▶ [Dataset entries]
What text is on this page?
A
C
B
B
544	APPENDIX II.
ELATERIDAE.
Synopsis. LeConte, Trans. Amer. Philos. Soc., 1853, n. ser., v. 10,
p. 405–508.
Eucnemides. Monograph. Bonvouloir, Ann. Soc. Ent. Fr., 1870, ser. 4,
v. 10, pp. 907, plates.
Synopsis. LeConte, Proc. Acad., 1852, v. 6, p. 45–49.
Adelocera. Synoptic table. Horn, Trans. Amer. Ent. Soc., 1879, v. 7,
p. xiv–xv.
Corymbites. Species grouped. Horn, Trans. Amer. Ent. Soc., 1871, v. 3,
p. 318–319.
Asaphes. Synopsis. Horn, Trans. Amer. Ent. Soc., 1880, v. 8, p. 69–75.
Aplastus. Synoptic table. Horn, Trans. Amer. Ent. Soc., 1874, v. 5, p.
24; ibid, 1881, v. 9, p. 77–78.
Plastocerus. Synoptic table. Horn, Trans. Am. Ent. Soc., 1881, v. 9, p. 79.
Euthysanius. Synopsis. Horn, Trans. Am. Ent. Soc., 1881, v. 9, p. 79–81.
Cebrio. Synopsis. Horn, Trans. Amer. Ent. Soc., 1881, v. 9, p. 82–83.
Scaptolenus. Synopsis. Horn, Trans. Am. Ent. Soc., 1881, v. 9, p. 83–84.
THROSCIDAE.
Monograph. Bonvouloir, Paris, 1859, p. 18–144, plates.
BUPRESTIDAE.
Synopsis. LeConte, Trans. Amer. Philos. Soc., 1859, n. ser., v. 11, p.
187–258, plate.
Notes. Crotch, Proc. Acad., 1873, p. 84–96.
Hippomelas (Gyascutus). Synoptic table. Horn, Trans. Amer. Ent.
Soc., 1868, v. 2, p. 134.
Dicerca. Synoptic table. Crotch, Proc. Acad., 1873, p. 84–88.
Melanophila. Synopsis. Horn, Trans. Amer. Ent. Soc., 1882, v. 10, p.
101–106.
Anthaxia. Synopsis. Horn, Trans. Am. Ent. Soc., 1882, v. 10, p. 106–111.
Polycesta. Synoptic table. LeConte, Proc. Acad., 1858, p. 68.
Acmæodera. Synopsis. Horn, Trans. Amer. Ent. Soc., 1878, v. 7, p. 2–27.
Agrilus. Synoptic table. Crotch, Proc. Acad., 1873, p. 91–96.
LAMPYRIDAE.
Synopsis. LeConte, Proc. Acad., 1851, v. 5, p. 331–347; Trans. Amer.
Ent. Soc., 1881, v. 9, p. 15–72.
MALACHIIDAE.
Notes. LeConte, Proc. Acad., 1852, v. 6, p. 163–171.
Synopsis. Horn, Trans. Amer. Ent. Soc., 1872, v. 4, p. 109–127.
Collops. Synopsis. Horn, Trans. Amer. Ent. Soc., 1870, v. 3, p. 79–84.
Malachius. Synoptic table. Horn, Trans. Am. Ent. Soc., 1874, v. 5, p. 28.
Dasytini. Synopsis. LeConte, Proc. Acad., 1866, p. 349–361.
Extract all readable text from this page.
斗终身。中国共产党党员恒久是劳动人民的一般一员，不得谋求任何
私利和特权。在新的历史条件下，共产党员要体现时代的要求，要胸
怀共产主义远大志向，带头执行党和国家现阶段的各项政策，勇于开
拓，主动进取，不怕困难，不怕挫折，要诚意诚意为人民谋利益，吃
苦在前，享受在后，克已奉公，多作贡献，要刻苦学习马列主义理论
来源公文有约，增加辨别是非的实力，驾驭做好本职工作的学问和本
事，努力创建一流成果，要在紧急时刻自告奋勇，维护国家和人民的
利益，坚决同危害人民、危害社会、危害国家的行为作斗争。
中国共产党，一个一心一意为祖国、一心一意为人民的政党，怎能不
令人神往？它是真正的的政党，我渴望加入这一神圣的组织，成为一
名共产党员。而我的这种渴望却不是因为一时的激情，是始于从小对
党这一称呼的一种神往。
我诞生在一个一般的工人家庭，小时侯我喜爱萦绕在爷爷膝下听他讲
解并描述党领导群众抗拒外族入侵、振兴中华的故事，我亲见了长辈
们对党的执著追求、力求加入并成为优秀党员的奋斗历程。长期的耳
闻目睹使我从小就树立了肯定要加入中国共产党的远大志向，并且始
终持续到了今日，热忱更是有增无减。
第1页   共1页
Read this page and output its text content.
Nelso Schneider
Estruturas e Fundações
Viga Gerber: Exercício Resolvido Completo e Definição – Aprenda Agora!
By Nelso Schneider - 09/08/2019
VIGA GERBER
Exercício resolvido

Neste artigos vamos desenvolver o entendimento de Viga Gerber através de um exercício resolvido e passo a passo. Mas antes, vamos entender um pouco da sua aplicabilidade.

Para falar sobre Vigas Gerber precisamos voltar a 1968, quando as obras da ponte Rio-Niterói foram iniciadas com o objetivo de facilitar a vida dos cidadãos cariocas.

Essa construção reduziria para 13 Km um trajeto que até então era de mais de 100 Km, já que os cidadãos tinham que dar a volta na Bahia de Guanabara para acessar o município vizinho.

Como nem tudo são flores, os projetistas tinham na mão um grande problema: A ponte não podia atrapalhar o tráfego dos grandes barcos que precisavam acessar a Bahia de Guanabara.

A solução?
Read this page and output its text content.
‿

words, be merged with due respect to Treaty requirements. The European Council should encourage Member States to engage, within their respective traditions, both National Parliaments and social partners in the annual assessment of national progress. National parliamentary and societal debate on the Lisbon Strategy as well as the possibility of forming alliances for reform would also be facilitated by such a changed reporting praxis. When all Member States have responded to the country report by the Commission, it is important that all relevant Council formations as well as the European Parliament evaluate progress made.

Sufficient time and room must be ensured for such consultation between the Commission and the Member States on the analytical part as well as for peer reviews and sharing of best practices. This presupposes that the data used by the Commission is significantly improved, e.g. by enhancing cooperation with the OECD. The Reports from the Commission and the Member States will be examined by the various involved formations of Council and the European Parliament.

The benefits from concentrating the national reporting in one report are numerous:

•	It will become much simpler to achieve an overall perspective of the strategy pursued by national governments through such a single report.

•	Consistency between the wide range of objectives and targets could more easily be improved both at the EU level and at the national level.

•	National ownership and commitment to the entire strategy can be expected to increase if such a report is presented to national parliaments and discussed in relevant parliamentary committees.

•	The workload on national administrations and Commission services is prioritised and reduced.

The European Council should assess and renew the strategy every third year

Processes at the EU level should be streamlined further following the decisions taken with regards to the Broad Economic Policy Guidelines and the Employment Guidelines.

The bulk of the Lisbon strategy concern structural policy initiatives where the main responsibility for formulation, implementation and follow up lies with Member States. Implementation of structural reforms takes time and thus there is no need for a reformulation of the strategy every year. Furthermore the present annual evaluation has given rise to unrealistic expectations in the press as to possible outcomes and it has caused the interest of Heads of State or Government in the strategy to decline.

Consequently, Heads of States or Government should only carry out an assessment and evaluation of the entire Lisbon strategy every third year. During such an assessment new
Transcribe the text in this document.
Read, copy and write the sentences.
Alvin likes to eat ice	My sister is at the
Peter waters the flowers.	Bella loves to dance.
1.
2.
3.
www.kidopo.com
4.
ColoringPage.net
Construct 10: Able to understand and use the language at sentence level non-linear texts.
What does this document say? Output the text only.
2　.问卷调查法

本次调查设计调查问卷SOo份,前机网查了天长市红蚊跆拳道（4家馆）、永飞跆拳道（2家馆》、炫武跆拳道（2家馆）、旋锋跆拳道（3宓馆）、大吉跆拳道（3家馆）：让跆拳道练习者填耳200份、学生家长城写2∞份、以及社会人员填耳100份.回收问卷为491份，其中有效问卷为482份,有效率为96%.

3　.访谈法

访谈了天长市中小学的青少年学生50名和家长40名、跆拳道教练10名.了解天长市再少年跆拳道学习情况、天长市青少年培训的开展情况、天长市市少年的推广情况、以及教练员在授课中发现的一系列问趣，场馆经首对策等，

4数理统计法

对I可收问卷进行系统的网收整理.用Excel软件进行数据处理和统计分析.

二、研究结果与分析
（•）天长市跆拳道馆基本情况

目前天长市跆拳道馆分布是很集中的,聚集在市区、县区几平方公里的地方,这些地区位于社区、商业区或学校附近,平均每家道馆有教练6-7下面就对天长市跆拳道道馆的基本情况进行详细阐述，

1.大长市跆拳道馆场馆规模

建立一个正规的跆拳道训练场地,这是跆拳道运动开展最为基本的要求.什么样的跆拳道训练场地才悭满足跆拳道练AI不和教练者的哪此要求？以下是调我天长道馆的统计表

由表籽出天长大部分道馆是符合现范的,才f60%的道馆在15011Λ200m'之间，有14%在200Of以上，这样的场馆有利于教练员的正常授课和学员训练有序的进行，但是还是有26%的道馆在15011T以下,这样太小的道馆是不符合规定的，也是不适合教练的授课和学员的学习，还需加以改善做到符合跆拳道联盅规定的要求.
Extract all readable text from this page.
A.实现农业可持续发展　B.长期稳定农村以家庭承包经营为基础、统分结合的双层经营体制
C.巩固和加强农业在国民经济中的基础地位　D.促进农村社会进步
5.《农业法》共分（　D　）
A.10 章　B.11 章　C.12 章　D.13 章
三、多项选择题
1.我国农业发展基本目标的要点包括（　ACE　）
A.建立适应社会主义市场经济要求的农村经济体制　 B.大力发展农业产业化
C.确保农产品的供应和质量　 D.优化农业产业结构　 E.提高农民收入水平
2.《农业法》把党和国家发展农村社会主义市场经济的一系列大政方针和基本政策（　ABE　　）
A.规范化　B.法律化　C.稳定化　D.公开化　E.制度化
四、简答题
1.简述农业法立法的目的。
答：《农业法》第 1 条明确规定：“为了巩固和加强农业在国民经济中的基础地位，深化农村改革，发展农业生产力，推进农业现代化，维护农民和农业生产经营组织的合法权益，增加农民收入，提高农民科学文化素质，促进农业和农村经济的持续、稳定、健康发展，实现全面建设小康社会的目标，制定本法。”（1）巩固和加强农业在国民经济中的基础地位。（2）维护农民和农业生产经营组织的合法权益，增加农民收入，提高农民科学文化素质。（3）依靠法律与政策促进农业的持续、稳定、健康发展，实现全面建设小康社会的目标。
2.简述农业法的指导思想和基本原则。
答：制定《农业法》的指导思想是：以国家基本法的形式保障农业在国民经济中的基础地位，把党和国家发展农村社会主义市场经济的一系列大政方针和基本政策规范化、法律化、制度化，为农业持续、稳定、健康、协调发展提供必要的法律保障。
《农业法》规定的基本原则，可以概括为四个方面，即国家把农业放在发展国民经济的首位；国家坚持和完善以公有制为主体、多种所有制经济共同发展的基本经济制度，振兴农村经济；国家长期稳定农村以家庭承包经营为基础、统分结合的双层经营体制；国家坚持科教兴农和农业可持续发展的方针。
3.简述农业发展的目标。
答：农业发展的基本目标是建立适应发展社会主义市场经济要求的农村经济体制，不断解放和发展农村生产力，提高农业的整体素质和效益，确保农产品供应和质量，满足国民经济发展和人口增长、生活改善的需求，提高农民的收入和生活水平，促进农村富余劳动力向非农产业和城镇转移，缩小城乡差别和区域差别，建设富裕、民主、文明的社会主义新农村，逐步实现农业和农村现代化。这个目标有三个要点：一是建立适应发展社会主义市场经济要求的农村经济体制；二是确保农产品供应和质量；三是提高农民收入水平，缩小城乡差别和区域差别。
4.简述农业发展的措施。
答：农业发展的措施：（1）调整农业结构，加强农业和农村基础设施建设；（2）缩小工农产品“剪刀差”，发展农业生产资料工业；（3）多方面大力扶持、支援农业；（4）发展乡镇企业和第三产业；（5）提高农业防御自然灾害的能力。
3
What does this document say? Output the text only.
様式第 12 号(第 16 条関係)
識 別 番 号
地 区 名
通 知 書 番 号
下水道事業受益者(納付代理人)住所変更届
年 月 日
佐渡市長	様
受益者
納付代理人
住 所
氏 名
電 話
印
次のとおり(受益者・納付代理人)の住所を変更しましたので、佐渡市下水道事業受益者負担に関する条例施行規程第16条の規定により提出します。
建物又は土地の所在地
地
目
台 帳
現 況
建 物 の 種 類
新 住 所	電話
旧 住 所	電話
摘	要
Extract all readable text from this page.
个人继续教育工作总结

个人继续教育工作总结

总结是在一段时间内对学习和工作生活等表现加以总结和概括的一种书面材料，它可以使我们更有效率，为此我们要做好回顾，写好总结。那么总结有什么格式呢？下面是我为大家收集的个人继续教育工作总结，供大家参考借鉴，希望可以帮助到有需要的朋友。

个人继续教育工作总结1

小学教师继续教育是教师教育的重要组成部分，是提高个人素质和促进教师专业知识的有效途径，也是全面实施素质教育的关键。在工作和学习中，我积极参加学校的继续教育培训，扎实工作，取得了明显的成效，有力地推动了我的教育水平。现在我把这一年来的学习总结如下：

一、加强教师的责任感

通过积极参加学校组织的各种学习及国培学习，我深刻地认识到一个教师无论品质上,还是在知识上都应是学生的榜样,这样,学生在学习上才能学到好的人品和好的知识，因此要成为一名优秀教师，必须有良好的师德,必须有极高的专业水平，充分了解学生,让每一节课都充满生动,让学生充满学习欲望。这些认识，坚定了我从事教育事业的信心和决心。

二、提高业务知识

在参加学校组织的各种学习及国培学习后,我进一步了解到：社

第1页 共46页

▶ [Problem details] Scan the records for the string "Bonvouloir". Copy each line in which it appears.

▶ [Complete answer]
Eucnemides. Monograph. Bonvouloir, Ann. Soc. Ent. Fr., 1870, ser. 4,
Monograph. Bonvouloir, Paris, 1859, p. 18–144, plates.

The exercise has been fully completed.